[Set problem] Identify and reproduce every line holding the string "this".

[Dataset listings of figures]
╔══
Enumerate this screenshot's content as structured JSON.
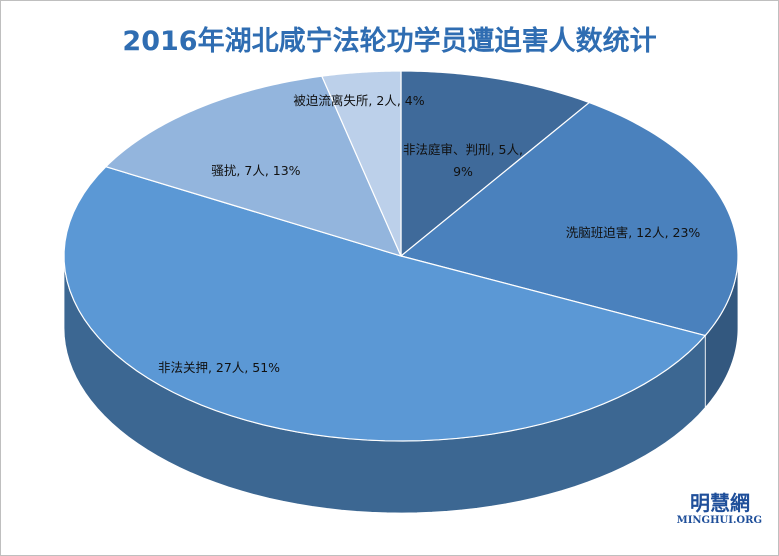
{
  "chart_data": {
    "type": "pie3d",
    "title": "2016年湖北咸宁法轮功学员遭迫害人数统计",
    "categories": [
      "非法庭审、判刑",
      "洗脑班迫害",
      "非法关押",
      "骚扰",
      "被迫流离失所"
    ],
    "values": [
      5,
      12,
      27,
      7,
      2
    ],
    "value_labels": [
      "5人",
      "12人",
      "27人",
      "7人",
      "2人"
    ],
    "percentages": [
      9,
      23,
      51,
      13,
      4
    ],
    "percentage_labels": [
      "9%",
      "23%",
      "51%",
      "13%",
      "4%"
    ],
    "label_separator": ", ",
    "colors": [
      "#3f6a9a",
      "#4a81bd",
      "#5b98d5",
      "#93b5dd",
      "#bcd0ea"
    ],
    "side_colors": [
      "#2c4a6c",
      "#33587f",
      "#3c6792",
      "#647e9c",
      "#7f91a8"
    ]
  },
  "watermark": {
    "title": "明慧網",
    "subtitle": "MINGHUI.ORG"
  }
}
╚══
╔══
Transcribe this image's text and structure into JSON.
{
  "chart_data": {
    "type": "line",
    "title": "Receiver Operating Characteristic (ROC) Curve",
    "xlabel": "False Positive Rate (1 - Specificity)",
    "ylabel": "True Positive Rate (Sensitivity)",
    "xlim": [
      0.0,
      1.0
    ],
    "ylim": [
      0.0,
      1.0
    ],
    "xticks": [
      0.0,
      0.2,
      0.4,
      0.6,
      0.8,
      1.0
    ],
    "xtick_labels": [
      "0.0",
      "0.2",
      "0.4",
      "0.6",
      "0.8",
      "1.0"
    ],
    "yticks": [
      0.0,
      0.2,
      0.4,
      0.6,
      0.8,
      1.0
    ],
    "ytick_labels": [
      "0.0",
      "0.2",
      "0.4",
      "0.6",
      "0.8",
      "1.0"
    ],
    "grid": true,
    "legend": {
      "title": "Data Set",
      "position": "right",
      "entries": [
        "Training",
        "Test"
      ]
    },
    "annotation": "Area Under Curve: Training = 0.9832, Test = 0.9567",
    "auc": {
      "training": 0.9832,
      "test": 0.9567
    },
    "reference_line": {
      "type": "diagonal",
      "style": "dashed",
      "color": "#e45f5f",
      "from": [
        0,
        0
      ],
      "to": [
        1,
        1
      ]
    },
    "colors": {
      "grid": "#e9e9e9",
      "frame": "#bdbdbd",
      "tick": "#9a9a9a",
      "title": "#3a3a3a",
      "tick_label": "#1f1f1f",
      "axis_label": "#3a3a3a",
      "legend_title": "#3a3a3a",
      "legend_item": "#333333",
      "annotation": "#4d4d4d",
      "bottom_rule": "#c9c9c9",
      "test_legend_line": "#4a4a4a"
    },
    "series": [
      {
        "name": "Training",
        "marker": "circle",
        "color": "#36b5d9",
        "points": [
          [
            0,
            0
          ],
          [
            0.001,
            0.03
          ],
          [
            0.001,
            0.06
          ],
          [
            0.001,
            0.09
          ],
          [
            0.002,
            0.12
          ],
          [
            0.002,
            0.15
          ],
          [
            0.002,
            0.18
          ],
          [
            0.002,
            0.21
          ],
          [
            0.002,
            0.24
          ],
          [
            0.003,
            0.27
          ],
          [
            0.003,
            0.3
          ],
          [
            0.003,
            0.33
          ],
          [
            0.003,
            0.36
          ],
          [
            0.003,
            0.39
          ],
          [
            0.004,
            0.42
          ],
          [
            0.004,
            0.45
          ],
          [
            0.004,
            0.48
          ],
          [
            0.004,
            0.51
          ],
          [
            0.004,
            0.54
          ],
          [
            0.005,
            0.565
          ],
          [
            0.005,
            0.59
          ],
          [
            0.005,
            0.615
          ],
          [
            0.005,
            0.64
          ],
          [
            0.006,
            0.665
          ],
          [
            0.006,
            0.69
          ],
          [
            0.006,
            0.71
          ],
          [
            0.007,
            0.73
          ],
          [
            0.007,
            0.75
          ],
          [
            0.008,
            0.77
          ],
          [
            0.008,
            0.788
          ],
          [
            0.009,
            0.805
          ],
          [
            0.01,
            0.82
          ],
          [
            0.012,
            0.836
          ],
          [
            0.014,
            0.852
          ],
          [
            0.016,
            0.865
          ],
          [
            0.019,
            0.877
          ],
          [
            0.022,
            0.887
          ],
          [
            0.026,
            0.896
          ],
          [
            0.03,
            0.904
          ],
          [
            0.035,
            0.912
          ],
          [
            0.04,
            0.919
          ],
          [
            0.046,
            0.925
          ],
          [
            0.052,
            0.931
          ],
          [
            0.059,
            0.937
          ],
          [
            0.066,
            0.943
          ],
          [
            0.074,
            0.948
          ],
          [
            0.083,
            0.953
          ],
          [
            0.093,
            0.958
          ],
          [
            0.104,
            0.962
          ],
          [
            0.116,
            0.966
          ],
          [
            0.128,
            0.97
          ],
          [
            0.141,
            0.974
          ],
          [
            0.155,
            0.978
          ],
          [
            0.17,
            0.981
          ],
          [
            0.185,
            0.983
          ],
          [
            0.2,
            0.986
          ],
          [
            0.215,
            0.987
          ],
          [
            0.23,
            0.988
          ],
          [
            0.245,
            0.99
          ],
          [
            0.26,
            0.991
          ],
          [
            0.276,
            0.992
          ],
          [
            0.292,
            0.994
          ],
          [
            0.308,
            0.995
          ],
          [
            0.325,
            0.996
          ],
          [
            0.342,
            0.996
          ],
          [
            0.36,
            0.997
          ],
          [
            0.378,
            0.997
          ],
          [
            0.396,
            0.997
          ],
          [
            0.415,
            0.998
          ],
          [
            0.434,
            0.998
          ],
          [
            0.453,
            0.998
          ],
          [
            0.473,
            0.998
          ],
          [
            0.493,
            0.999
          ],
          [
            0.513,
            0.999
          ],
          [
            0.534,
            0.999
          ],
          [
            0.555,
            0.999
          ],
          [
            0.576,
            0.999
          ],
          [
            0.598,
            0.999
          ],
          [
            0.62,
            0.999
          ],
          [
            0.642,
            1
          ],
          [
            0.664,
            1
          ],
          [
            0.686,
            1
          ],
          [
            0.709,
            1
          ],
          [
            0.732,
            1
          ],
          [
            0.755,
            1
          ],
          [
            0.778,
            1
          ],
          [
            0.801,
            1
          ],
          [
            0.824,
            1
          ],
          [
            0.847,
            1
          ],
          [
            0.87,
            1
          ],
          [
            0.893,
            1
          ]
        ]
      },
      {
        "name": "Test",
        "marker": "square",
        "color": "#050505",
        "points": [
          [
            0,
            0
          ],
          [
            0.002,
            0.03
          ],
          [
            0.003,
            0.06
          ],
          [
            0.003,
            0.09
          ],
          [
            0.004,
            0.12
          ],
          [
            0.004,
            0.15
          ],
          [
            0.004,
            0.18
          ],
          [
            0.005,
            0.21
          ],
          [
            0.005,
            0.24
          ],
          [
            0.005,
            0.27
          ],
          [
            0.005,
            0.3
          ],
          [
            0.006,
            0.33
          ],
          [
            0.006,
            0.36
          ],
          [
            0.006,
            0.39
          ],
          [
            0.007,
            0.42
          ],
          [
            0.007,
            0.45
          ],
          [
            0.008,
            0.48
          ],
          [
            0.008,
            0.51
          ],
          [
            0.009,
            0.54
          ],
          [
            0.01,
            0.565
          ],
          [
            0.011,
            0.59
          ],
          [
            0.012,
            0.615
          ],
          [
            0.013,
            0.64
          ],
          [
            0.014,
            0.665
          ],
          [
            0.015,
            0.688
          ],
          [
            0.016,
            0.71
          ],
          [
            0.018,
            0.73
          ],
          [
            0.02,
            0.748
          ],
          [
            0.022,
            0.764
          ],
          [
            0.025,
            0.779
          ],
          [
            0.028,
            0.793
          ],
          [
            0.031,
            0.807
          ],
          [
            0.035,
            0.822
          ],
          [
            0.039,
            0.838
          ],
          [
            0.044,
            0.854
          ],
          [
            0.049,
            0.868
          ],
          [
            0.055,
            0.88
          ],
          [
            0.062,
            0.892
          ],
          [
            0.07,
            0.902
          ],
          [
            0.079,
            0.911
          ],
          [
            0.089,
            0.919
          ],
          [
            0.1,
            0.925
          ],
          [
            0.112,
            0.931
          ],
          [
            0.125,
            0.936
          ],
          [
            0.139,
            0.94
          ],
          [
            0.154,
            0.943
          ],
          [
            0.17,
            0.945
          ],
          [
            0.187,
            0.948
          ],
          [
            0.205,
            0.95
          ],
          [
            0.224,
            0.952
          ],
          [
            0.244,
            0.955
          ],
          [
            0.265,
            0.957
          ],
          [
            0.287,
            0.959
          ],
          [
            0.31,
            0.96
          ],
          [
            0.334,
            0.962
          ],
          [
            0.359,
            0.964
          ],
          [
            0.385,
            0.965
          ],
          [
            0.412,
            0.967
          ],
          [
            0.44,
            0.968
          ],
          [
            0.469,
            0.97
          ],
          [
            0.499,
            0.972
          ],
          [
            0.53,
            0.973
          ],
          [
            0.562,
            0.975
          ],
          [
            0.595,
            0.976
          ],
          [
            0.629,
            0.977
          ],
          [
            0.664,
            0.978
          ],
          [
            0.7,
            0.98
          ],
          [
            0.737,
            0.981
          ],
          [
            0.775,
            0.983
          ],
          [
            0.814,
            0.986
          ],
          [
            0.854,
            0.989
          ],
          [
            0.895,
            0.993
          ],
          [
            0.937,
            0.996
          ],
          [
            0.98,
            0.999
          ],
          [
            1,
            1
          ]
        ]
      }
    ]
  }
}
╚══
[Solution]
Enumerate this screenshot's content as structured JSON.
Transcribe this image's text and structure into JSON.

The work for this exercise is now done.